To do
Write out the entries verbatim and leave the images out of the copy.

** Begin Entries **

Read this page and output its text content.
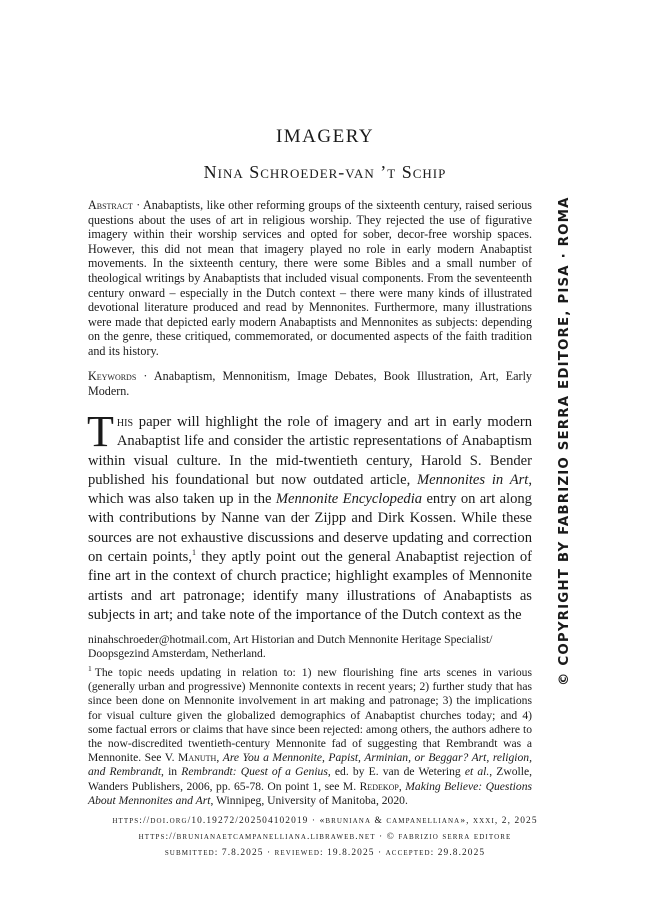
IMAGERY
Nina Schroeder-van ’t Schip
Abstract · Anabaptists, like other reforming groups of the sixteenth century, raised serious questions about the uses of art in religious worship. They rejected the use of figurative imagery within their worship services and opted for sober, decor-free worship spaces. However, this did not mean that imagery played no role in early modern Anabaptist movements. In the sixteenth century, there were some Bibles and a small number of theological writings by Anabaptists that included visual components. From the seventeenth century onward – especially in the Dutch context – there were many kinds of illustrated devotional literature produced and read by Mennonites. Furthermore, many illustrations were made that depicted early modern Anabaptists and Mennonites as subjects: depending on the genre, these critiqued, commemorated, or documented aspects of the faith tradition and its history.
Keywords · Anabaptism, Mennonitism, Image Debates, Book Illustration, Art, Early Modern.
This paper will highlight the role of imagery and art in early modern Anabaptist life and consider the artistic representations of Anabaptism within visual culture. In the mid-twentieth century, Harold S. Bender published his foundational but now outdated article, Mennonites in Art, which was also taken up in the Mennonite Encyclopedia entry on art along with contributions by Nanne van der Zijpp and Dirk Kossen. While these sources are not exhaustive discussions and deserve updating and correction on certain points,$^1$ they aptly point out the general Anabaptist rejection of fine art in the context of church practice; highlight examples of Mennonite artists and art patronage; identify many illustrations of Anabaptists as subjects in art; and take note of the importance of the Dutch context as the
ninahschroeder@hotmail.com, Art Historian and Dutch Mennonite Heritage Specialist/ Doopsgezind Amsterdam, Netherland.
$^1$ The topic needs updating in relation to: 1) new flourishing fine arts scenes in various (generally urban and progressive) Mennonite contexts in recent years; 2) further study that has since been done on Mennonite involvement in art making and patronage; 3) the implications for visual culture given the globalized demographics of Anabaptist churches today; and 4) some factual errors or claims that have since been rejected: among others, the authors adhere to the now-discredited twentieth-century Mennonite fad of suggesting that Rembrandt was a Mennonite. See V. Manuth, Are You a Mennonite, Papist, Arminian, or Beggar? Art, religion, and Rembrandt, in Rembrandt: Quest of a Genius, ed. by E. van de Wetering et al., Zwolle, Wanders Publishers, 2006, pp. 65-78. On point 1, see M. Redekop, Making Believe: Questions About Mennonites and Art, Winnipeg, University of Manitoba, 2020.
https://doi.org/10.19272/202504102019 · «bruniana & campanelliana», xxxi, 2, 2025
https://brunianaetcampanelliana.libraweb.net · © fabrizio serra editore
submitted: 7.8.2025 · reviewed: 19.8.2025 · accepted: 29.8.2025
© COPYRIGHT BY FABRIZIO SERRA EDITORE, PISA · ROMA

** End Entries **

Answer to the exercise
Read this page and output its text content.
IMAGERY
Nina Schroeder-van ’t Schip
Abstract · Anabaptists, like other reforming groups of the sixteenth century, raised serious questions about the uses of art in religious worship. They rejected the use of figurative imagery within their worship services and opted for sober, decor-free worship spaces. However, this did not mean that imagery played no role in early modern Anabaptist movements. In the sixteenth century, there were some Bibles and a small number of theological writings by Anabaptists that included visual components. From the seventeenth century onward – especially in the Dutch context – there were many kinds of illustrated devotional literature produced and read by Mennonites. Furthermore, many illustrations were made that depicted early modern Anabaptists and Mennonites as subjects: depending on the genre, these critiqued, commemorated, or documented aspects of the faith tradition and its history.
Keywords · Anabaptism, Mennonitism, Image Debates, Book Illustration, Art, Early Modern.
This paper will highlight the role of imagery and art in early modern Anabaptist life and consider the artistic representations of Anabaptism within visual culture. In the mid-twentieth century, Harold S. Bender published his foundational but now outdated article, Mennonites in Art, which was also taken up in the Mennonite Encyclopedia entry on art along with contributions by Nanne van der Zijpp and Dirk Kossen. While these sources are not exhaustive discussions and deserve updating and correction on certain points,$^1$ they aptly point out the general Anabaptist rejection of fine art in the context of church practice; highlight examples of Mennonite artists and art patronage; identify many illustrations of Anabaptists as subjects in art; and take note of the importance of the Dutch context as the
ninahschroeder@hotmail.com, Art Historian and Dutch Mennonite Heritage Specialist/ Doopsgezind Amsterdam, Netherland.
$^1$ The topic needs updating in relation to: 1) new flourishing fine arts scenes in various (generally urban and progressive) Mennonite contexts in recent years; 2) further study that has since been done on Mennonite involvement in art making and patronage; 3) the implications for visual culture given the globalized demographics of Anabaptist churches today; and 4) some factual errors or claims that have since been rejected: among others, the authors adhere to the now-discredited twentieth-century Mennonite fad of suggesting that Rembrandt was a Mennonite. See V. Manuth, Are You a Mennonite, Papist, Arminian, or Beggar? Art, religion, and Rembrandt, in Rembrandt: Quest of a Genius, ed. by E. van de Wetering et al., Zwolle, Wanders Publishers, 2006, pp. 65-78. On point 1, see M. Redekop, Making Believe: Questions About Mennonites and Art, Winnipeg, University of Manitoba, 2020.
https://doi.org/10.19272/202504102019 · «bruniana & campanelliana», xxxi, 2, 2025
https://brunianaetcampanelliana.libraweb.net · © fabrizio serra editore
submitted: 7.8.2025 · reviewed: 19.8.2025 · accepted: 29.8.2025
© COPYRIGHT BY FABRIZIO SERRA EDITORE, PISA · ROMA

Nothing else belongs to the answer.